* _What the task asks_
Copy all of the material exactly. Pictures are not to appear in the copy.

(Stored data entries)
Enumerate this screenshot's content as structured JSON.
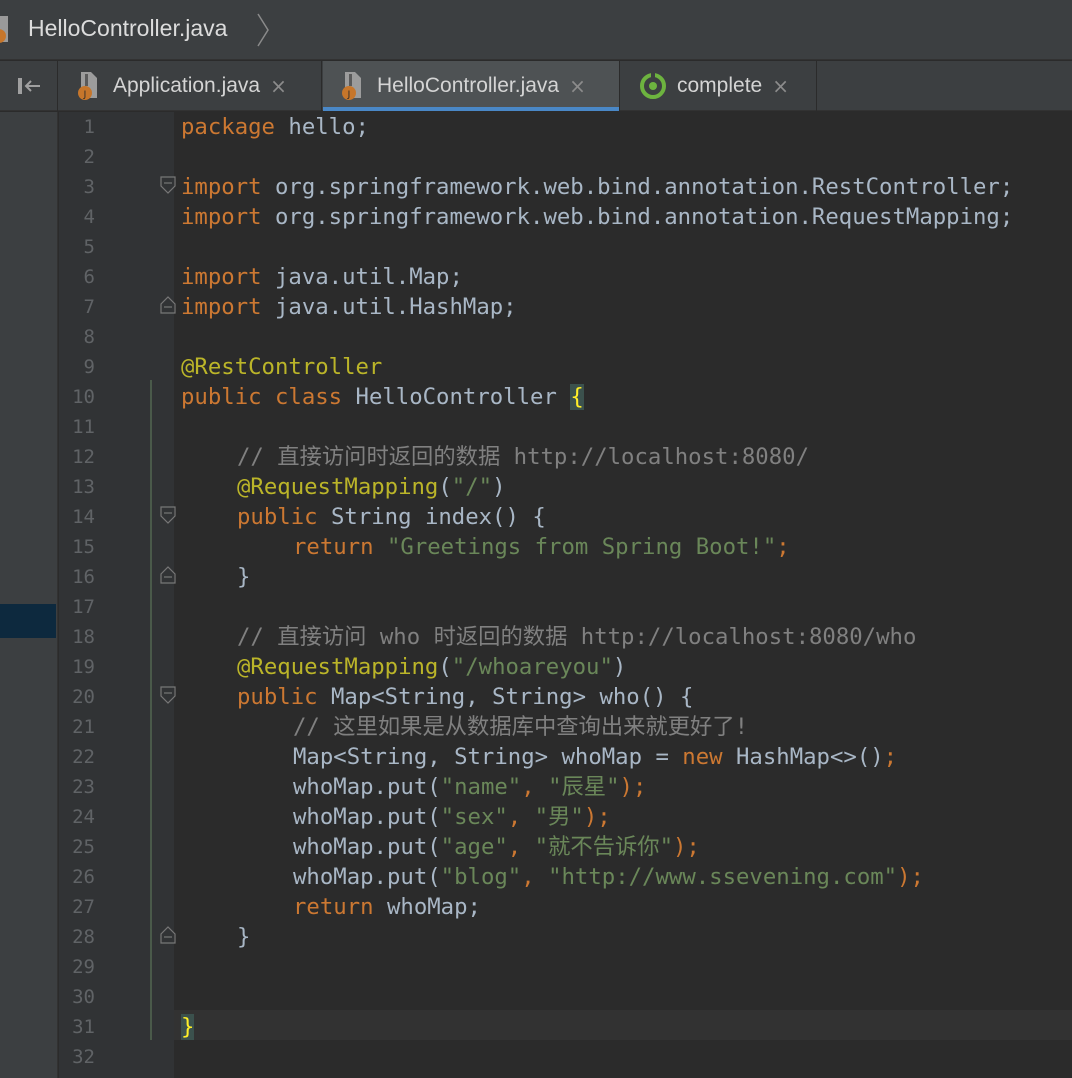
{
  "breadcrumb": {
    "file": "HelloController.java"
  },
  "tabs": [
    {
      "label": "Application.java",
      "close": "×",
      "icon": "java-file-icon"
    },
    {
      "label": "HelloController.java",
      "close": "×",
      "icon": "java-file-icon",
      "active": true
    },
    {
      "label": "complete",
      "close": "×",
      "icon": "spring-boot-icon"
    }
  ],
  "colors": {
    "keyword": "#cc7832",
    "string": "#6a8759",
    "annotation": "#bbb529",
    "comment": "#808080",
    "text": "#a9b7c6",
    "background": "#2b2b2b",
    "active_tab_underline": "#4a88c7"
  },
  "editor": {
    "line_numbers": [
      "1",
      "2",
      "3",
      "4",
      "5",
      "6",
      "7",
      "8",
      "9",
      "10",
      "11",
      "12",
      "13",
      "14",
      "15",
      "16",
      "17",
      "18",
      "19",
      "20",
      "21",
      "22",
      "23",
      "24",
      "25",
      "26",
      "27",
      "28",
      "29",
      "30",
      "31",
      "32"
    ],
    "code": {
      "l1_kw": "package",
      "l1_rest": " hello;",
      "l3_kw": "import",
      "l3_rest": " org.springframework.web.bind.annotation.RestController;",
      "l4_kw": "import",
      "l4_rest": " org.springframework.web.bind.annotation.RequestMapping;",
      "l6_kw": "import",
      "l6_rest": " java.util.Map;",
      "l7_kw": "import",
      "l7_rest": " java.util.HashMap;",
      "l9_ann": "@RestController",
      "l10_kw": "public class",
      "l10_rest": " HelloController ",
      "l10_brace": "{",
      "l12_cmt": "// 直接访问时返回的数据 http://localhost:8080/",
      "l13_ann": "@RequestMapping",
      "l13_open": "(",
      "l13_str": "\"/\"",
      "l13_close": ")",
      "l14_kw": "public",
      "l14_rest": " String index() {",
      "l15_kw": "return",
      "l15_str": " \"Greetings from Spring Boot!\"",
      "l15_semi": ";",
      "l16": "}",
      "l18_cmt": "// 直接访问 who 时返回的数据 http://localhost:8080/who",
      "l19_ann": "@RequestMapping",
      "l19_open": "(",
      "l19_str": "\"/whoareyou\"",
      "l19_close": ")",
      "l20_kw": "public",
      "l20_rest": " Map<String, String> who() {",
      "l21_cmt": "// 这里如果是从数据库中查询出来就更好了!",
      "l22_a": "Map<String, String> whoMap = ",
      "l22_kw": "new",
      "l22_b": " HashMap<>()",
      "l22_semi": ";",
      "l23_a": "whoMap.put(",
      "l23_s1": "\"name\"",
      "l23_c": ", ",
      "l23_s2": "\"辰星\"",
      "l23_e": ");",
      "l24_a": "whoMap.put(",
      "l24_s1": "\"sex\"",
      "l24_c": ", ",
      "l24_s2": "\"男\"",
      "l24_e": ");",
      "l25_a": "whoMap.put(",
      "l25_s1": "\"age\"",
      "l25_c": ", ",
      "l25_s2": "\"就不告诉你\"",
      "l25_e": ");",
      "l26_a": "whoMap.put(",
      "l26_s1": "\"blog\"",
      "l26_c": ", ",
      "l26_s2": "\"http://www.ssevening.com\"",
      "l26_e": ");",
      "l27_kw": "return",
      "l27_rest": " whoMap;",
      "l28": "}",
      "l31_brace": "}"
    }
  }
}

* _The response_
Enumerate this screenshot's content as structured JSON.
{
  "breadcrumb": {
    "file": "HelloController.java"
  },
  "tabs": [
    {
      "label": "Application.java",
      "close": "×",
      "icon": "java-file-icon"
    },
    {
      "label": "HelloController.java",
      "close": "×",
      "icon": "java-file-icon",
      "active": true
    },
    {
      "label": "complete",
      "close": "×",
      "icon": "spring-boot-icon"
    }
  ],
  "colors": {
    "keyword": "#cc7832",
    "string": "#6a8759",
    "annotation": "#bbb529",
    "comment": "#808080",
    "text": "#a9b7c6",
    "background": "#2b2b2b",
    "active_tab_underline": "#4a88c7"
  },
  "editor": {
    "line_numbers": [
      "1",
      "2",
      "3",
      "4",
      "5",
      "6",
      "7",
      "8",
      "9",
      "10",
      "11",
      "12",
      "13",
      "14",
      "15",
      "16",
      "17",
      "18",
      "19",
      "20",
      "21",
      "22",
      "23",
      "24",
      "25",
      "26",
      "27",
      "28",
      "29",
      "30",
      "31",
      "32"
    ],
    "code": {
      "l1_kw": "package",
      "l1_rest": " hello;",
      "l3_kw": "import",
      "l3_rest": " org.springframework.web.bind.annotation.RestController;",
      "l4_kw": "import",
      "l4_rest": " org.springframework.web.bind.annotation.RequestMapping;",
      "l6_kw": "import",
      "l6_rest": " java.util.Map;",
      "l7_kw": "import",
      "l7_rest": " java.util.HashMap;",
      "l9_ann": "@RestController",
      "l10_kw": "public class",
      "l10_rest": " HelloController ",
      "l10_brace": "{",
      "l12_cmt": "// 直接访问时返回的数据 http://localhost:8080/",
      "l13_ann": "@RequestMapping",
      "l13_open": "(",
      "l13_str": "\"/\"",
      "l13_close": ")",
      "l14_kw": "public",
      "l14_rest": " String index() {",
      "l15_kw": "return",
      "l15_str": " \"Greetings from Spring Boot!\"",
      "l15_semi": ";",
      "l16": "}",
      "l18_cmt": "// 直接访问 who 时返回的数据 http://localhost:8080/who",
      "l19_ann": "@RequestMapping",
      "l19_open": "(",
      "l19_str": "\"/whoareyou\"",
      "l19_close": ")",
      "l20_kw": "public",
      "l20_rest": " Map<String, String> who() {",
      "l21_cmt": "// 这里如果是从数据库中查询出来就更好了!",
      "l22_a": "Map<String, String> whoMap = ",
      "l22_kw": "new",
      "l22_b": " HashMap<>()",
      "l22_semi": ";",
      "l23_a": "whoMap.put(",
      "l23_s1": "\"name\"",
      "l23_c": ", ",
      "l23_s2": "\"辰星\"",
      "l23_e": ");",
      "l24_a": "whoMap.put(",
      "l24_s1": "\"sex\"",
      "l24_c": ", ",
      "l24_s2": "\"男\"",
      "l24_e": ");",
      "l25_a": "whoMap.put(",
      "l25_s1": "\"age\"",
      "l25_c": ", ",
      "l25_s2": "\"就不告诉你\"",
      "l25_e": ");",
      "l26_a": "whoMap.put(",
      "l26_s1": "\"blog\"",
      "l26_c": ", ",
      "l26_s2": "\"http://www.ssevening.com\"",
      "l26_e": ");",
      "l27_kw": "return",
      "l27_rest": " whoMap;",
      "l28": "}",
      "l31_brace": "}"
    }
  }
}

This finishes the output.